STATED PROBLEM —
Identify the lines that contain the string "name", then copy each of them.

[Items from a figure collection]
◇ ◇ ◇ ◇
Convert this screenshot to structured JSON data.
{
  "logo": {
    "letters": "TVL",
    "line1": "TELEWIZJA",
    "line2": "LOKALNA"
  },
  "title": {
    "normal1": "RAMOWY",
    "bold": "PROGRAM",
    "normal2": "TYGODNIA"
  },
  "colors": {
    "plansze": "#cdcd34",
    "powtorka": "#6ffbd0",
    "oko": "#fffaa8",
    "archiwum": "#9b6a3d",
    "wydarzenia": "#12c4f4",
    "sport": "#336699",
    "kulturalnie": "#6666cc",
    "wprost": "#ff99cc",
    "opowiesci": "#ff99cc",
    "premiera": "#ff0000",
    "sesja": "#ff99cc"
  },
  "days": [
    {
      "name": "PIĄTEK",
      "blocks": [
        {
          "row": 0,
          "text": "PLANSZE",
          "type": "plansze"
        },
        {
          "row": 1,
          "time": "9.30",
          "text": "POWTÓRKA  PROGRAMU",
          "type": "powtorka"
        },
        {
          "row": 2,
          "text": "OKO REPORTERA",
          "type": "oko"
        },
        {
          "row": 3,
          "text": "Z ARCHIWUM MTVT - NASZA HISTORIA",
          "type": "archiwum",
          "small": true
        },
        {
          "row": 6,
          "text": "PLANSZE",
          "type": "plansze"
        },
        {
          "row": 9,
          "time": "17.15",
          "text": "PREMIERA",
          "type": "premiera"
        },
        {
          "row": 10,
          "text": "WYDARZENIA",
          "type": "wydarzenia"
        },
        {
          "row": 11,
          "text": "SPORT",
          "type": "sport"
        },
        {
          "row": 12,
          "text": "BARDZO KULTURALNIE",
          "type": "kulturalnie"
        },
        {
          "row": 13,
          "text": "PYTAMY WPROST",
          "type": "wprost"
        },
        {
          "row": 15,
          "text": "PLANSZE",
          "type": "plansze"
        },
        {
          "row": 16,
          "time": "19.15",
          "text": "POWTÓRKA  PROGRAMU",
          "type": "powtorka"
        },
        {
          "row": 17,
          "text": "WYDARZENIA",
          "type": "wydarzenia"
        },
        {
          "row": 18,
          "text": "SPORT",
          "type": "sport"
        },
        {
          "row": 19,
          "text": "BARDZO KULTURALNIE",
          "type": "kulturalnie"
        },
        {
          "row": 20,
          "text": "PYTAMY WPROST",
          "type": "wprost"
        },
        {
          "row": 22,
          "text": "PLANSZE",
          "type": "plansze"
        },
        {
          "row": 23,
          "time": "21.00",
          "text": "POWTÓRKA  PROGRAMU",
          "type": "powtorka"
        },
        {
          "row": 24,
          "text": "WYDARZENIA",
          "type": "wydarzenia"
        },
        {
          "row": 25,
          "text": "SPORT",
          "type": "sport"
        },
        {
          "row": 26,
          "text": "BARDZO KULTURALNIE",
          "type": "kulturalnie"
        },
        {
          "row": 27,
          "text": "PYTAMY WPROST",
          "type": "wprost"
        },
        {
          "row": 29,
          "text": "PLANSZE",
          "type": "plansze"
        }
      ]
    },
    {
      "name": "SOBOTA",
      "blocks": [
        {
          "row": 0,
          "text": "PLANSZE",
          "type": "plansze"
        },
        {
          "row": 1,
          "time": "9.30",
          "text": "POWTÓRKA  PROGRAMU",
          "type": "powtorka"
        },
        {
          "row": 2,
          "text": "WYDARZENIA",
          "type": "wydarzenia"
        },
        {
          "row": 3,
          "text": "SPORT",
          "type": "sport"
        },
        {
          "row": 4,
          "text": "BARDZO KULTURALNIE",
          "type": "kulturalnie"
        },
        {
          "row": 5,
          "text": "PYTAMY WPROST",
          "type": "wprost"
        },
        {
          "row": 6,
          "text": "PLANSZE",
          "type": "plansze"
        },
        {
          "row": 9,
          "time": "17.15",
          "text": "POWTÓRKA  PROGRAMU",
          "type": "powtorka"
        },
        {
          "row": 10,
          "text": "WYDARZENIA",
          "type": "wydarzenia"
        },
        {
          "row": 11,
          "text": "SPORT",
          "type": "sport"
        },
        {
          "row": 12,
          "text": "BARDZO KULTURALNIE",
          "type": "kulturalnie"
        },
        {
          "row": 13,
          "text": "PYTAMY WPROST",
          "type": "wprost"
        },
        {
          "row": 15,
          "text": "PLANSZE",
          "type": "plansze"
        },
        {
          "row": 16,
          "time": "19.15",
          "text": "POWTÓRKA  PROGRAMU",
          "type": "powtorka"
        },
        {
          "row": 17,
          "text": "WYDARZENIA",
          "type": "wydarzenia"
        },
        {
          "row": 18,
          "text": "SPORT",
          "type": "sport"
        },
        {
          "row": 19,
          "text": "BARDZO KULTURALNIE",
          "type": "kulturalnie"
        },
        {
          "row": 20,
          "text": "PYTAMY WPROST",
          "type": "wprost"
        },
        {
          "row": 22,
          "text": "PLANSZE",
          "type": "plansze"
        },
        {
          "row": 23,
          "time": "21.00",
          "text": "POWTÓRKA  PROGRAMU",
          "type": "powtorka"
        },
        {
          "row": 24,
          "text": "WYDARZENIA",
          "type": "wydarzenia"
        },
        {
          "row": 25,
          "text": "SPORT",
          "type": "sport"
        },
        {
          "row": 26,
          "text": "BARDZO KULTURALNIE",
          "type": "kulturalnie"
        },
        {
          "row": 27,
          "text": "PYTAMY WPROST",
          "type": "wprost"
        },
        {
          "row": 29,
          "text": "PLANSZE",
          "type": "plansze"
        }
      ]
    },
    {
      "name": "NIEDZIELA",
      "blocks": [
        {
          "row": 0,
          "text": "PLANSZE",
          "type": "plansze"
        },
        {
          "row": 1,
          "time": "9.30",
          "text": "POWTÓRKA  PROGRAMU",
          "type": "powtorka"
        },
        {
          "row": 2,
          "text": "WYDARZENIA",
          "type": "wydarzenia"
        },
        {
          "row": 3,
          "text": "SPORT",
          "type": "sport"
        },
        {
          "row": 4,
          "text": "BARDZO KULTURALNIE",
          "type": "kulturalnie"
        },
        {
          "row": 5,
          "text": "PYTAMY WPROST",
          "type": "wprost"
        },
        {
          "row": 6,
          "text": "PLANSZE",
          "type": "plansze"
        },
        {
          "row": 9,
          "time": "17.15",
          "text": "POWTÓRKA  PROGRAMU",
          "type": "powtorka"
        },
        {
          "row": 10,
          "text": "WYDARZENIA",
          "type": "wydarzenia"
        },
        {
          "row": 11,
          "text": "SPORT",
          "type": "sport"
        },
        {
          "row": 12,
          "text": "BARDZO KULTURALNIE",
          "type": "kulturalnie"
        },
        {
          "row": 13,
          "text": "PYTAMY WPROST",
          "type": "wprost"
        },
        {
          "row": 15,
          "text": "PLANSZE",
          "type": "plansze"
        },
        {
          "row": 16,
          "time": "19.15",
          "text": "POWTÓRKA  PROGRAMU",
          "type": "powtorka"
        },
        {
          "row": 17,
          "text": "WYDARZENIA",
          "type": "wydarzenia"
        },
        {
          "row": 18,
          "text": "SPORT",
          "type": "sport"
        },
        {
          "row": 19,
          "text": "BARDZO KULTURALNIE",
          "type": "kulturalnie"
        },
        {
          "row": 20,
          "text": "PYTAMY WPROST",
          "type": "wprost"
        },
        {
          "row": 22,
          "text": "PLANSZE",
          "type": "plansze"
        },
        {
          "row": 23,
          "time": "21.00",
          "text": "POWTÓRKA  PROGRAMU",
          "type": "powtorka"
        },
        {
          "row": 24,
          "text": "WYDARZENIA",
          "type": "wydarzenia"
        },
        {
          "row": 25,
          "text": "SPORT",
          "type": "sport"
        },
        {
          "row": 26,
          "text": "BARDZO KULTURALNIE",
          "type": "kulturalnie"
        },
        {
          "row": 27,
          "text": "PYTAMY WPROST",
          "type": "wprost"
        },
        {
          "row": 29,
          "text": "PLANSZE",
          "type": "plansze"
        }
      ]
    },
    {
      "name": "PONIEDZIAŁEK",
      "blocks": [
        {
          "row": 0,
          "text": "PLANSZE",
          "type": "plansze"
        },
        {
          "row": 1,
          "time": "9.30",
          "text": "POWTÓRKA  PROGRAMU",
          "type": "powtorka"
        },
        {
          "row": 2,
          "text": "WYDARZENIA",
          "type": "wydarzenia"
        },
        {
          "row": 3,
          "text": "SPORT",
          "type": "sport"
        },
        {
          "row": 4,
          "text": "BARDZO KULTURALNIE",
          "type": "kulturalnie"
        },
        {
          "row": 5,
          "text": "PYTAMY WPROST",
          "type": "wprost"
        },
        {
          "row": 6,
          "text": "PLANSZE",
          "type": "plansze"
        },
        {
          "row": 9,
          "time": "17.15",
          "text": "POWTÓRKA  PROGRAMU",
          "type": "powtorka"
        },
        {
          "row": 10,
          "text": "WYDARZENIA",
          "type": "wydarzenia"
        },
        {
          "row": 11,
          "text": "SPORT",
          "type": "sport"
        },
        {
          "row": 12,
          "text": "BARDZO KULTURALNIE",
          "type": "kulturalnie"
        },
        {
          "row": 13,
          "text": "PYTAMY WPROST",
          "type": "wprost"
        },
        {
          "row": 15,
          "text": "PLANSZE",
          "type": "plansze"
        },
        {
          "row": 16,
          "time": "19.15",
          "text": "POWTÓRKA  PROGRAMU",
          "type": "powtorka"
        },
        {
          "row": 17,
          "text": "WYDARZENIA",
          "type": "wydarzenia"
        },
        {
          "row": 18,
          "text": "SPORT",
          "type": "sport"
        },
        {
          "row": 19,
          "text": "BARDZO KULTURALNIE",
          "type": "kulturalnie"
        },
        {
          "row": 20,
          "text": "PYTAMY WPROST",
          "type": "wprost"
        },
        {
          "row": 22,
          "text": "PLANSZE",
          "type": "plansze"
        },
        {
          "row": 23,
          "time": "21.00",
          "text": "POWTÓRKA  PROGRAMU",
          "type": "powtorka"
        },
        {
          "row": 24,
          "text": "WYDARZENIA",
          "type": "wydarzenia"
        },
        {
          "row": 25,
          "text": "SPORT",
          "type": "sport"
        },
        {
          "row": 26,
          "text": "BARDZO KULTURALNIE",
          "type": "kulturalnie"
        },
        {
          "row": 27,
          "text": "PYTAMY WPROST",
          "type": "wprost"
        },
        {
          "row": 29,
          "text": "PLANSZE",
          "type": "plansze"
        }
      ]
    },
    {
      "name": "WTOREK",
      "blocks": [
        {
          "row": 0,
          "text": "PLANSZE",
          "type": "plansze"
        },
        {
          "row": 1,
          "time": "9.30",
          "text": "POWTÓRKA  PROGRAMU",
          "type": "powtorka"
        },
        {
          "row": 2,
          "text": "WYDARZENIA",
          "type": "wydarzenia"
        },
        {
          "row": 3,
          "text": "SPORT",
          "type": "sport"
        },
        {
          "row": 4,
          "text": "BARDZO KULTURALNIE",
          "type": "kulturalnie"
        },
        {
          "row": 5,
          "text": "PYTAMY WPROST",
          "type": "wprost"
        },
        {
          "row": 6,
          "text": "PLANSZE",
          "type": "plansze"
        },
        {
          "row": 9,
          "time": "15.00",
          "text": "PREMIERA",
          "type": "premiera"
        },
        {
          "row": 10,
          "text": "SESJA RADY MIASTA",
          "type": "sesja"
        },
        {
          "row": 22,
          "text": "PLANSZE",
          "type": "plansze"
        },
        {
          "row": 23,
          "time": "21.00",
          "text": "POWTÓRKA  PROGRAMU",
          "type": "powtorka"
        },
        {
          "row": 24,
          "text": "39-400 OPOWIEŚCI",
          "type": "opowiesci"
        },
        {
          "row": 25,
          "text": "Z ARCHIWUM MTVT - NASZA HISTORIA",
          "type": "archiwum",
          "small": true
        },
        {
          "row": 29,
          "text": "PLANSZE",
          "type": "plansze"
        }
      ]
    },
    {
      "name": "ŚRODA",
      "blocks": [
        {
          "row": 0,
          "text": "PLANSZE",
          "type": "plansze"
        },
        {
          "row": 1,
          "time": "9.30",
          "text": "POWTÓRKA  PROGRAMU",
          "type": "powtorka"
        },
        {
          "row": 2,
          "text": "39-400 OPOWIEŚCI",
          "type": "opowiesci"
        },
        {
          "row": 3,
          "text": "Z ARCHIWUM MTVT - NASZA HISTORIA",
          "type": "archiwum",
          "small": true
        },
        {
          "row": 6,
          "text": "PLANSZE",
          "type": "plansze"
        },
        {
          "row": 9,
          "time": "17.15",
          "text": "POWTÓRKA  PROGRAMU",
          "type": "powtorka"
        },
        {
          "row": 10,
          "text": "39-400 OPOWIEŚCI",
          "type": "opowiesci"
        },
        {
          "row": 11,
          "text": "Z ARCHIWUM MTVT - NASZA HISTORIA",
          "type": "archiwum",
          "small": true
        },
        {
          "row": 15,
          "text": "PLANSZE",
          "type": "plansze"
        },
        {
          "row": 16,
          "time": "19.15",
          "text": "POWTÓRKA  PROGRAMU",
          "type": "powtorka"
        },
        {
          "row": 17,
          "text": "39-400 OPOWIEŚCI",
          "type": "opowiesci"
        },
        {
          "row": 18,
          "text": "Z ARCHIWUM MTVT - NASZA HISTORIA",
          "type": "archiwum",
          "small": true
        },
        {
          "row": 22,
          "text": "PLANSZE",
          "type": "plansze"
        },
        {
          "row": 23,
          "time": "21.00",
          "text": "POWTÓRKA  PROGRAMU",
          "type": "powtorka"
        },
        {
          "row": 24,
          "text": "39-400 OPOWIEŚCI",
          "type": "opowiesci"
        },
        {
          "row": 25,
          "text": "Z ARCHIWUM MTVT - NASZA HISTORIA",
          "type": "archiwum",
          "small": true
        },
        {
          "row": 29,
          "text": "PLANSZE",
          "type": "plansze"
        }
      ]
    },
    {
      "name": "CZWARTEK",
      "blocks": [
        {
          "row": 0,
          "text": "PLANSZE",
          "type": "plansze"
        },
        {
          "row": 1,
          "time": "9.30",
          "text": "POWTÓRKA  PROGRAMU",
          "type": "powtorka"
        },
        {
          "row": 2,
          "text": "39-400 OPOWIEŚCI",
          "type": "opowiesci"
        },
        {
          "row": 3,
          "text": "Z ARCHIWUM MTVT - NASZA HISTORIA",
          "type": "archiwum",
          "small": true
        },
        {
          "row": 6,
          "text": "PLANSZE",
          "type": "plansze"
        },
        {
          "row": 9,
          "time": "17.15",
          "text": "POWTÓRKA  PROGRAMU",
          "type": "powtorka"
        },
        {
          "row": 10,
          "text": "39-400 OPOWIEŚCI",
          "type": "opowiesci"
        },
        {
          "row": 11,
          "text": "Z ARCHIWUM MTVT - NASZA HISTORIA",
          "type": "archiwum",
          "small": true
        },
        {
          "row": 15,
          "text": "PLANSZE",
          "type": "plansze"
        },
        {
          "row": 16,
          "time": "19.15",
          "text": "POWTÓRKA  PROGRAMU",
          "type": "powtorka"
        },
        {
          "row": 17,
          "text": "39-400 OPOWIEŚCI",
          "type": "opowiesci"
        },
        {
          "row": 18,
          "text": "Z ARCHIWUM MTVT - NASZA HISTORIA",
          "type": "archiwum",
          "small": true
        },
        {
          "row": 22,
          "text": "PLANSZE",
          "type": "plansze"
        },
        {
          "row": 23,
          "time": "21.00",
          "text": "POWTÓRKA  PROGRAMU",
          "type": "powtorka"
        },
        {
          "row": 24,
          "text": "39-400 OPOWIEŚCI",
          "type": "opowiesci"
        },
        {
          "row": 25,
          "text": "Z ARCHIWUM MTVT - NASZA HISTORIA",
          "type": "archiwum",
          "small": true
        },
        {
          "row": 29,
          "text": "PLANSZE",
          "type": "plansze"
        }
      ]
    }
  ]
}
◇ ◇ ◇ ◇
WRITTEN RESPONSE —
      "name": "PIĄTEK",
      "name": "SOBOTA",
      "name": "NIEDZIELA",
      "name": "PONIEDZIAŁEK",
      "name": "WTOREK",
      "name": "ŚRODA",
      "name": "CZWARTEK",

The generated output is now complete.